Required work: Reproduce the records below in full and exactly, without their images.

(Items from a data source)

□ □ □ □ □ □ □

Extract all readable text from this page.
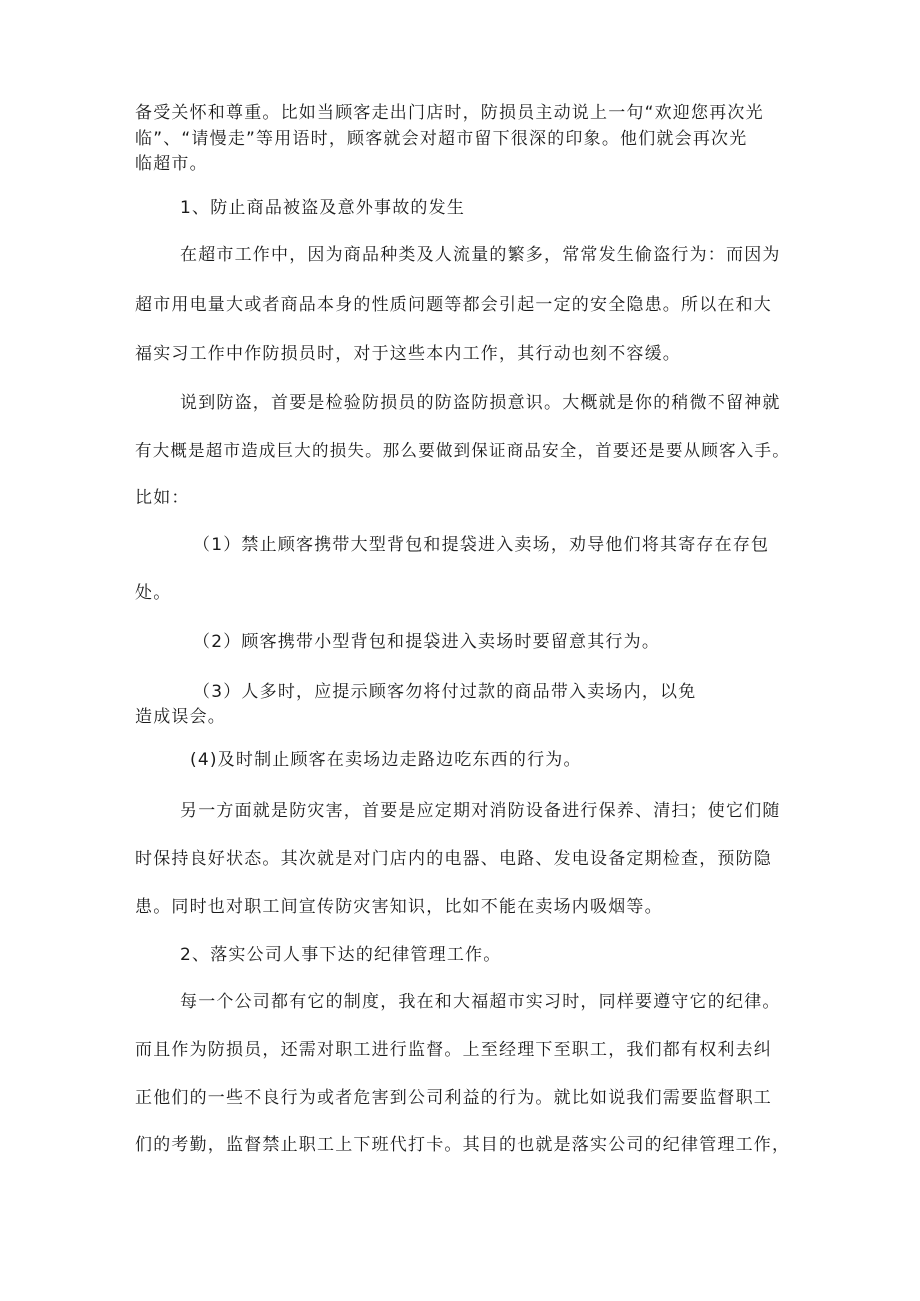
备受关怀和尊重。比如当顾客走出门店时，防损员主动说上一句“欢迎您再次光
临”、“请慢走”等用语时，顾客就会对超市留下很深的印象。他们就会再次光
临超市。
1、防止商品被盗及意外事故的发生
在超市工作中，因为商品种类及人流量的繁多，常常发生偷盗行为：而因为
超市用电量大或者商品本身的性质问题等都会引起一定的安全隐患。所以在和大
福实习工作中作防损员时，对于这些本内工作，其行动也刻不容缓。
说到防盗，首要是检验防损员的防盗防损意识。大概就是你的稍微不留神就
有大概是超市造成巨大的损失。那么要做到保证商品安全，首要还是要从顾客入手。
比如：
（1）禁止顾客携带大型背包和提袋进入卖场，劝导他们将其寄存在存包
处。
（2）顾客携带小型背包和提袋进入卖场时要留意其行为。
（3）人多时，应提示顾客勿将付过款的商品带入卖场内，以免
造成误会。
(4)及时制止顾客在卖场边走路边吃东西的行为。
另一方面就是防灾害，首要是应定期对消防设备进行保养、清扫；使它们随
时保持良好状态。其次就是对门店内的电器、电路、发电设备定期检查，预防隐
患。同时也对职工间宣传防灾害知识，比如不能在卖场内吸烟等。
2、落实公司人事下达的纪律管理工作。
每一个公司都有它的制度，我在和大福超市实习时，同样要遵守它的纪律。
而且作为防损员，还需对职工进行监督。上至经理下至职工，我们都有权利去纠
正他们的一些不良行为或者危害到公司利益的行为。就比如说我们需要监督职工
们的考勤，监督禁止职工上下班代打卡。其目的也就是落实公司的纪律管理工作，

□ □ □ □ □ □ □

Complete output:
Extract all readable text from this page.
备受关怀和尊重。比如当顾客走出门店时，防损员主动说上一句“欢迎您再次光
临”、“请慢走”等用语时，顾客就会对超市留下很深的印象。他们就会再次光
临超市。
1、防止商品被盗及意外事故的发生
在超市工作中，因为商品种类及人流量的繁多，常常发生偷盗行为：而因为
超市用电量大或者商品本身的性质问题等都会引起一定的安全隐患。所以在和大
福实习工作中作防损员时，对于这些本内工作，其行动也刻不容缓。
说到防盗，首要是检验防损员的防盗防损意识。大概就是你的稍微不留神就
有大概是超市造成巨大的损失。那么要做到保证商品安全，首要还是要从顾客入手。
比如：
（1）禁止顾客携带大型背包和提袋进入卖场，劝导他们将其寄存在存包
处。
（2）顾客携带小型背包和提袋进入卖场时要留意其行为。
（3）人多时，应提示顾客勿将付过款的商品带入卖场内，以免
造成误会。
(4)及时制止顾客在卖场边走路边吃东西的行为。
另一方面就是防灾害，首要是应定期对消防设备进行保养、清扫；使它们随
时保持良好状态。其次就是对门店内的电器、电路、发电设备定期检查，预防隐
患。同时也对职工间宣传防灾害知识，比如不能在卖场内吸烟等。
2、落实公司人事下达的纪律管理工作。
每一个公司都有它的制度，我在和大福超市实习时，同样要遵守它的纪律。
而且作为防损员，还需对职工进行监督。上至经理下至职工，我们都有权利去纠
正他们的一些不良行为或者危害到公司利益的行为。就比如说我们需要监督职工
们的考勤，监督禁止职工上下班代打卡。其目的也就是落实公司的纪律管理工作，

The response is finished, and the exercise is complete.